DIRECTIONS FOR THIS TASK — Please retype the data in full and exactly; the pictures are not part of the copy.

* Begin RECORDS PROVIDED *

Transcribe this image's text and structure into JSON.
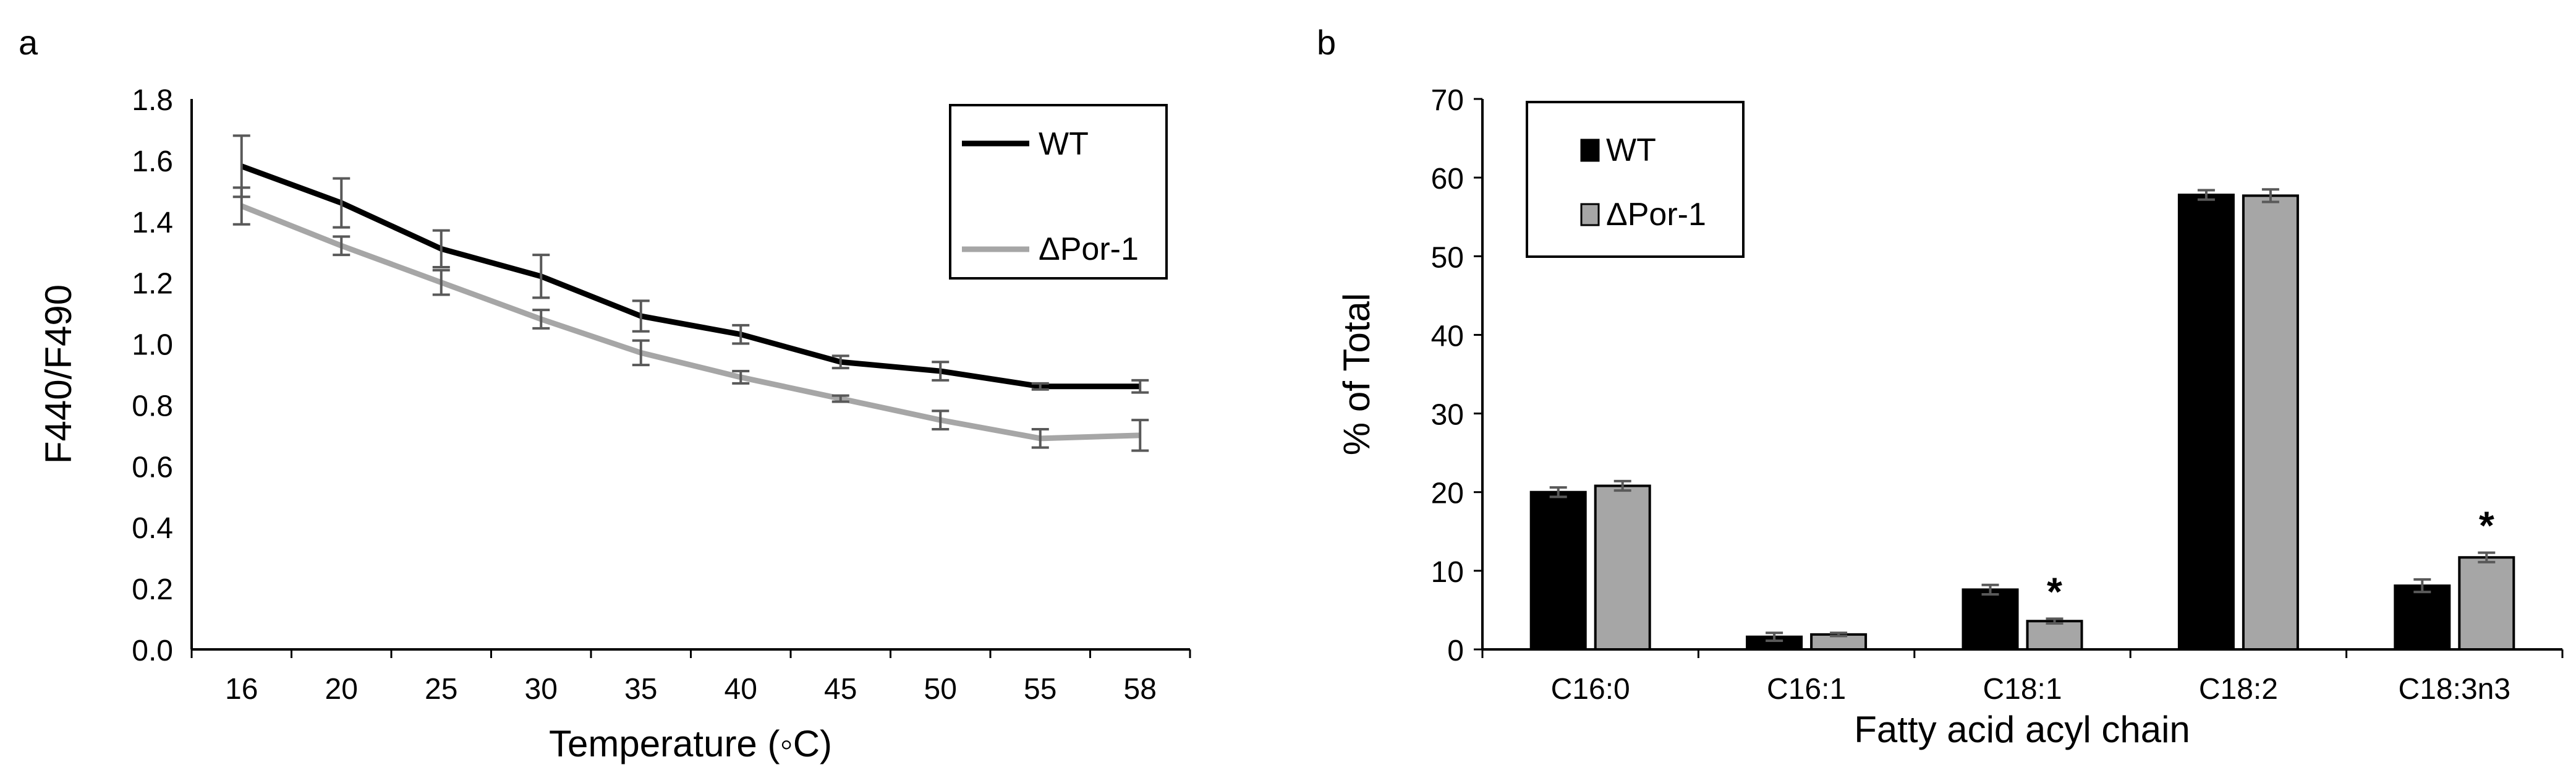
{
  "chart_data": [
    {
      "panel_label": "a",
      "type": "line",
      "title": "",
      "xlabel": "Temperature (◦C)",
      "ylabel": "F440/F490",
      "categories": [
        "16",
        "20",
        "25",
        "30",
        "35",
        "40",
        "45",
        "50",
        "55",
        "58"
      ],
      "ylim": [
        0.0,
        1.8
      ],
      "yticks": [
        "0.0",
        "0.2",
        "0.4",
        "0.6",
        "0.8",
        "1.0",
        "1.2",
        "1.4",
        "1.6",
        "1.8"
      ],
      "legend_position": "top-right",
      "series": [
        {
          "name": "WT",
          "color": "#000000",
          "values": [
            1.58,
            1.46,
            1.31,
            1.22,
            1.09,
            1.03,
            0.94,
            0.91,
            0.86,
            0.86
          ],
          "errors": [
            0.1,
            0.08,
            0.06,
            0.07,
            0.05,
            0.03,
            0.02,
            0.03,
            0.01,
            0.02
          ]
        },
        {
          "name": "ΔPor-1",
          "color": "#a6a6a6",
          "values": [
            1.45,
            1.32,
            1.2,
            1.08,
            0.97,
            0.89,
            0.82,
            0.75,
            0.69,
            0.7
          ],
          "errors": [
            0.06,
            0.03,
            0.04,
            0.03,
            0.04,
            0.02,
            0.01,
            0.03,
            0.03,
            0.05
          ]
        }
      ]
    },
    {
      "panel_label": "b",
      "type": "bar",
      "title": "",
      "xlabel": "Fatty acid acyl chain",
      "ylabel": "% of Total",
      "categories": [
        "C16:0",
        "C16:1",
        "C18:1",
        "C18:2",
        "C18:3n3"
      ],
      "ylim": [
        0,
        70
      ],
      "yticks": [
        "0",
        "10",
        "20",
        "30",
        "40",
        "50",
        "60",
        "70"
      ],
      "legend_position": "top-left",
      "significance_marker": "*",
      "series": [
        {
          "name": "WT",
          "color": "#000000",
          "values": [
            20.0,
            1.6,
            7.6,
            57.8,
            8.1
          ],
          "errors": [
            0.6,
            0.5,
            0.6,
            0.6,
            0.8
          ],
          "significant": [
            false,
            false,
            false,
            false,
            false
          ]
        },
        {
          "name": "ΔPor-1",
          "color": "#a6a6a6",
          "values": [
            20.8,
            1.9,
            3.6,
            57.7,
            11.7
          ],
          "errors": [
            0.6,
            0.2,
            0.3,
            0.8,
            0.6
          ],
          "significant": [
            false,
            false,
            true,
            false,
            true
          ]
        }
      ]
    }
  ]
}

* End RECORDS PROVIDED *

FULL OUTPUT —
Transcribe this image's text and structure into JSON.
{
  "chart_data": [
    {
      "panel_label": "a",
      "type": "line",
      "title": "",
      "xlabel": "Temperature (◦C)",
      "ylabel": "F440/F490",
      "categories": [
        "16",
        "20",
        "25",
        "30",
        "35",
        "40",
        "45",
        "50",
        "55",
        "58"
      ],
      "ylim": [
        0.0,
        1.8
      ],
      "yticks": [
        "0.0",
        "0.2",
        "0.4",
        "0.6",
        "0.8",
        "1.0",
        "1.2",
        "1.4",
        "1.6",
        "1.8"
      ],
      "legend_position": "top-right",
      "series": [
        {
          "name": "WT",
          "color": "#000000",
          "values": [
            1.58,
            1.46,
            1.31,
            1.22,
            1.09,
            1.03,
            0.94,
            0.91,
            0.86,
            0.86
          ],
          "errors": [
            0.1,
            0.08,
            0.06,
            0.07,
            0.05,
            0.03,
            0.02,
            0.03,
            0.01,
            0.02
          ]
        },
        {
          "name": "ΔPor-1",
          "color": "#a6a6a6",
          "values": [
            1.45,
            1.32,
            1.2,
            1.08,
            0.97,
            0.89,
            0.82,
            0.75,
            0.69,
            0.7
          ],
          "errors": [
            0.06,
            0.03,
            0.04,
            0.03,
            0.04,
            0.02,
            0.01,
            0.03,
            0.03,
            0.05
          ]
        }
      ]
    },
    {
      "panel_label": "b",
      "type": "bar",
      "title": "",
      "xlabel": "Fatty acid acyl chain",
      "ylabel": "% of Total",
      "categories": [
        "C16:0",
        "C16:1",
        "C18:1",
        "C18:2",
        "C18:3n3"
      ],
      "ylim": [
        0,
        70
      ],
      "yticks": [
        "0",
        "10",
        "20",
        "30",
        "40",
        "50",
        "60",
        "70"
      ],
      "legend_position": "top-left",
      "significance_marker": "*",
      "series": [
        {
          "name": "WT",
          "color": "#000000",
          "values": [
            20.0,
            1.6,
            7.6,
            57.8,
            8.1
          ],
          "errors": [
            0.6,
            0.5,
            0.6,
            0.6,
            0.8
          ],
          "significant": [
            false,
            false,
            false,
            false,
            false
          ]
        },
        {
          "name": "ΔPor-1",
          "color": "#a6a6a6",
          "values": [
            20.8,
            1.9,
            3.6,
            57.7,
            11.7
          ],
          "errors": [
            0.6,
            0.2,
            0.3,
            0.8,
            0.6
          ],
          "significant": [
            false,
            false,
            true,
            false,
            true
          ]
        }
      ]
    }
  ]
}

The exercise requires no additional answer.